*Aim of the task*: The expected output is the full set of entries, printed exactly, without pictures.

*Data for the task*:
• • • •

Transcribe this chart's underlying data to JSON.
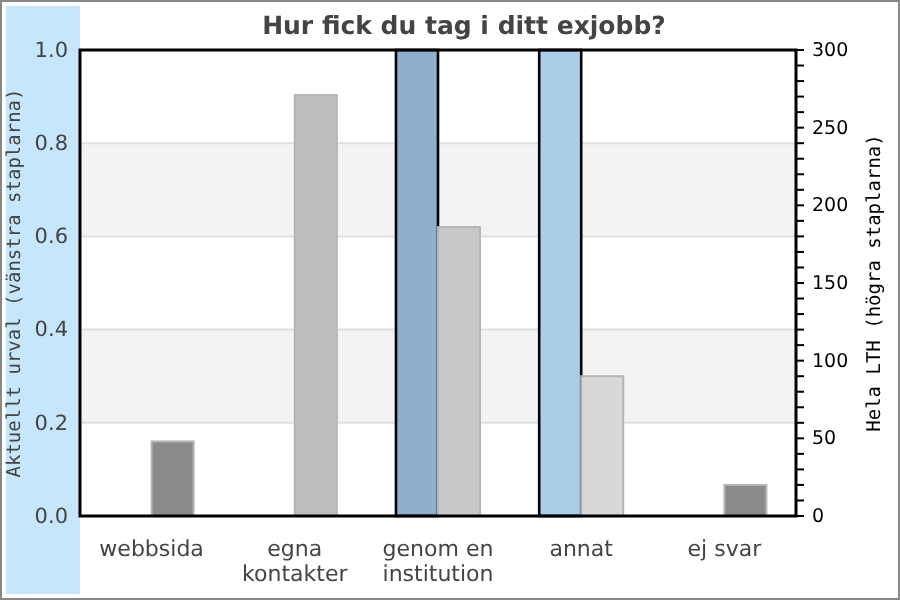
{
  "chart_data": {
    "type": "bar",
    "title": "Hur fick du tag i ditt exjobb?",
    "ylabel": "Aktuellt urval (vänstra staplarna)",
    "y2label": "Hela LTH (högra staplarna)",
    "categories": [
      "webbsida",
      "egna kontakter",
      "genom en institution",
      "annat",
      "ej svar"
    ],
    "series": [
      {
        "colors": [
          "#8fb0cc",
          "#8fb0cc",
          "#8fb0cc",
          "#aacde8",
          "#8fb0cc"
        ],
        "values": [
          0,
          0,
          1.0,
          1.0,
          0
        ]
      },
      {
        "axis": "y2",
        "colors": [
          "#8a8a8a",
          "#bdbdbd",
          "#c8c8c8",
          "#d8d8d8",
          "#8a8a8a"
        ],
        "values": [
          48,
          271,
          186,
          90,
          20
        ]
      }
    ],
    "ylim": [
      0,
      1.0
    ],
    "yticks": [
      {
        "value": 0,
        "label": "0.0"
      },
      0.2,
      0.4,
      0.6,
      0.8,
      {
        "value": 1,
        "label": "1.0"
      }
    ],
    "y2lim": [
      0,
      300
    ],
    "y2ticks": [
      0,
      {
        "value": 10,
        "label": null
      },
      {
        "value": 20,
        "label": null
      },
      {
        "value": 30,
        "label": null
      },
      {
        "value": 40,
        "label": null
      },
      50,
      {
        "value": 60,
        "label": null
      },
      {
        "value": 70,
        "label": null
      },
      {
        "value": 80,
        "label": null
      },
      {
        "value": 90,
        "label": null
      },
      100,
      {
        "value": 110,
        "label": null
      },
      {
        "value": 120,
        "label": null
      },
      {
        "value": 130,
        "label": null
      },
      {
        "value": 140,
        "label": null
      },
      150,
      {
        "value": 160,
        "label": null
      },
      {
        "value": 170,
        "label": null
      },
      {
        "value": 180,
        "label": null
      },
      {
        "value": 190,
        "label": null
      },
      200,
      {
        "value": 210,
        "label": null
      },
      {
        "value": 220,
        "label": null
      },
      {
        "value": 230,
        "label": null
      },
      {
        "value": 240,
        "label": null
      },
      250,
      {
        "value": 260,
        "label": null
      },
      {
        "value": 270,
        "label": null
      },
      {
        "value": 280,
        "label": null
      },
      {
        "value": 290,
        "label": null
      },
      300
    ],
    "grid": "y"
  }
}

• • • •

*Output of the task*:
Transcribe this chart's underlying data to JSON.
{
  "chart_data": {
    "type": "bar",
    "title": "Hur fick du tag i ditt exjobb?",
    "ylabel": "Aktuellt urval (vänstra staplarna)",
    "y2label": "Hela LTH (högra staplarna)",
    "categories": [
      "webbsida",
      "egna kontakter",
      "genom en institution",
      "annat",
      "ej svar"
    ],
    "series": [
      {
        "colors": [
          "#8fb0cc",
          "#8fb0cc",
          "#8fb0cc",
          "#aacde8",
          "#8fb0cc"
        ],
        "values": [
          0,
          0,
          1.0,
          1.0,
          0
        ]
      },
      {
        "axis": "y2",
        "colors": [
          "#8a8a8a",
          "#bdbdbd",
          "#c8c8c8",
          "#d8d8d8",
          "#8a8a8a"
        ],
        "values": [
          48,
          271,
          186,
          90,
          20
        ]
      }
    ],
    "ylim": [
      0,
      1.0
    ],
    "yticks": [
      {
        "value": 0,
        "label": "0.0"
      },
      0.2,
      0.4,
      0.6,
      0.8,
      {
        "value": 1,
        "label": "1.0"
      }
    ],
    "y2lim": [
      0,
      300
    ],
    "y2ticks": [
      0,
      {
        "value": 10,
        "label": null
      },
      {
        "value": 20,
        "label": null
      },
      {
        "value": 30,
        "label": null
      },
      {
        "value": 40,
        "label": null
      },
      50,
      {
        "value": 60,
        "label": null
      },
      {
        "value": 70,
        "label": null
      },
      {
        "value": 80,
        "label": null
      },
      {
        "value": 90,
        "label": null
      },
      100,
      {
        "value": 110,
        "label": null
      },
      {
        "value": 120,
        "label": null
      },
      {
        "value": 130,
        "label": null
      },
      {
        "value": 140,
        "label": null
      },
      150,
      {
        "value": 160,
        "label": null
      },
      {
        "value": 170,
        "label": null
      },
      {
        "value": 180,
        "label": null
      },
      {
        "value": 190,
        "label": null
      },
      200,
      {
        "value": 210,
        "label": null
      },
      {
        "value": 220,
        "label": null
      },
      {
        "value": 230,
        "label": null
      },
      {
        "value": 240,
        "label": null
      },
      250,
      {
        "value": 260,
        "label": null
      },
      {
        "value": 270,
        "label": null
      },
      {
        "value": 280,
        "label": null
      },
      {
        "value": 290,
        "label": null
      },
      300
    ],
    "grid": "y"
  }
}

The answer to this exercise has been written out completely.